WHAT YOU WILL DO — The answer is one number: how many lines hold the string "TradingView".

━━━━━ ROWS

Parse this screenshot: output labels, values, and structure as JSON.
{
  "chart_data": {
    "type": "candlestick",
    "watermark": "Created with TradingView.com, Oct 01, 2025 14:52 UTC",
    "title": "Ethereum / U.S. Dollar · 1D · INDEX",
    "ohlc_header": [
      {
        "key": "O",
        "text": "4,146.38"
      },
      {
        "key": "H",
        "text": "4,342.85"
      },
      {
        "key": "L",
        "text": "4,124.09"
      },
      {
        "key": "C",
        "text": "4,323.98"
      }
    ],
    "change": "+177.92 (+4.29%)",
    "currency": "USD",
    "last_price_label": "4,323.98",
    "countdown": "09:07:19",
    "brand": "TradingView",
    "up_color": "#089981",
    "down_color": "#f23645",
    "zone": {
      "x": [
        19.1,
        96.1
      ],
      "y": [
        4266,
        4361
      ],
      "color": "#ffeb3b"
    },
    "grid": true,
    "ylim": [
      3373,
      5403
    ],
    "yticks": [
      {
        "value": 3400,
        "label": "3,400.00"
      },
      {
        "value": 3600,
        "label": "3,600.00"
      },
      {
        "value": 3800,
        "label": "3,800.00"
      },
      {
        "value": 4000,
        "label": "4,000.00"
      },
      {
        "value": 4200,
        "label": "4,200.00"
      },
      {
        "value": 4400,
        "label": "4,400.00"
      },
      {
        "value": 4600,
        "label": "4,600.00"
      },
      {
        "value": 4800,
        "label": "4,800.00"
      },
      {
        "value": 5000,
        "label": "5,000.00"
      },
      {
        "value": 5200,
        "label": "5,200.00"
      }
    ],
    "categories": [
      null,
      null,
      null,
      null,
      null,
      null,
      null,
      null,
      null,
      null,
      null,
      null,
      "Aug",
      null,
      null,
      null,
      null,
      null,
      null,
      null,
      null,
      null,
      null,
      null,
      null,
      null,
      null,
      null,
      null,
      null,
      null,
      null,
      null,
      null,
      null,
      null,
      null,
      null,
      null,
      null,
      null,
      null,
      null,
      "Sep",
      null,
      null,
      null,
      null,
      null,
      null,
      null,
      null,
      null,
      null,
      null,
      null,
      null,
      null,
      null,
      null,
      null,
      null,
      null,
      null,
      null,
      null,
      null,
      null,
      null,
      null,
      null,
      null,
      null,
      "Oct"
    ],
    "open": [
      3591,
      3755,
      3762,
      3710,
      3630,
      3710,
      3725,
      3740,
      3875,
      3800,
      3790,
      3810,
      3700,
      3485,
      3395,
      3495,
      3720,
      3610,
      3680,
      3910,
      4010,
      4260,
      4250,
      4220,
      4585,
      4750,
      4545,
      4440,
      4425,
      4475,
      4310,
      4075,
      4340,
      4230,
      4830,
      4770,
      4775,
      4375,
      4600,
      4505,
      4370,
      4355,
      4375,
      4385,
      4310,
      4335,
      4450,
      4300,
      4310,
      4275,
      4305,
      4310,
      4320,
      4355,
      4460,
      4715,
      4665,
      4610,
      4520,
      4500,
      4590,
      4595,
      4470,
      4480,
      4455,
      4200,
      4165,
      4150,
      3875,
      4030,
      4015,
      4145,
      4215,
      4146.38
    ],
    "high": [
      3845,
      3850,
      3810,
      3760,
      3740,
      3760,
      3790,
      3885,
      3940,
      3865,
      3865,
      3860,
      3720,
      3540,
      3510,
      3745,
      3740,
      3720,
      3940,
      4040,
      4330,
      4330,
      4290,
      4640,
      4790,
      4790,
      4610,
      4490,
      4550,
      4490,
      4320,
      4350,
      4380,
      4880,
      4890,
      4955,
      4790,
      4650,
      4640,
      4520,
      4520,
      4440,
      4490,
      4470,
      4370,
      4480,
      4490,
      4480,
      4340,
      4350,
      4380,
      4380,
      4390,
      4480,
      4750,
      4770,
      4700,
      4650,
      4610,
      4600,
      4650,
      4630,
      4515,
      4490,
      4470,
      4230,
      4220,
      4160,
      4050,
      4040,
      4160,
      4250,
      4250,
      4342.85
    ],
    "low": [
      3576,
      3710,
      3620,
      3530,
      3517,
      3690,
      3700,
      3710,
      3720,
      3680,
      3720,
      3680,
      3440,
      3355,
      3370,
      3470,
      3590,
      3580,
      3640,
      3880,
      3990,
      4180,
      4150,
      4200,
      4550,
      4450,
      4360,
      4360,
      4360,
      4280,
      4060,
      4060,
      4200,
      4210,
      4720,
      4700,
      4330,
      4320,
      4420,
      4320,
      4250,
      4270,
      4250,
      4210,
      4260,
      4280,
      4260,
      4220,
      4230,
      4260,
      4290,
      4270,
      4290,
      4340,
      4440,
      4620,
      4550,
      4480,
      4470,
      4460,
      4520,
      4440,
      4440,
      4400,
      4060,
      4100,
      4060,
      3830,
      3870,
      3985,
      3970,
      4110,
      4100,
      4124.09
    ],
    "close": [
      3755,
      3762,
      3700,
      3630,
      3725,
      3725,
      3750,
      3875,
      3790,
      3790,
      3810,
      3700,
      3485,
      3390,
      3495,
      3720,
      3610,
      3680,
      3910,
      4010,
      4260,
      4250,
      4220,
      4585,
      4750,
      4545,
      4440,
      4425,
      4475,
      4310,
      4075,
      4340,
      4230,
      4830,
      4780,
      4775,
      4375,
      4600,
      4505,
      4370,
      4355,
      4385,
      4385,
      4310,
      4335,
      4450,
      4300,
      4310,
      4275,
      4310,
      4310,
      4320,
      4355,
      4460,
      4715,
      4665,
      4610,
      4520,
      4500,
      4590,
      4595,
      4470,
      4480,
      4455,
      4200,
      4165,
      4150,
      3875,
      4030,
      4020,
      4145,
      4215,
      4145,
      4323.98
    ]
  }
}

━━━━━━━━━━

IN RESPONSE — 2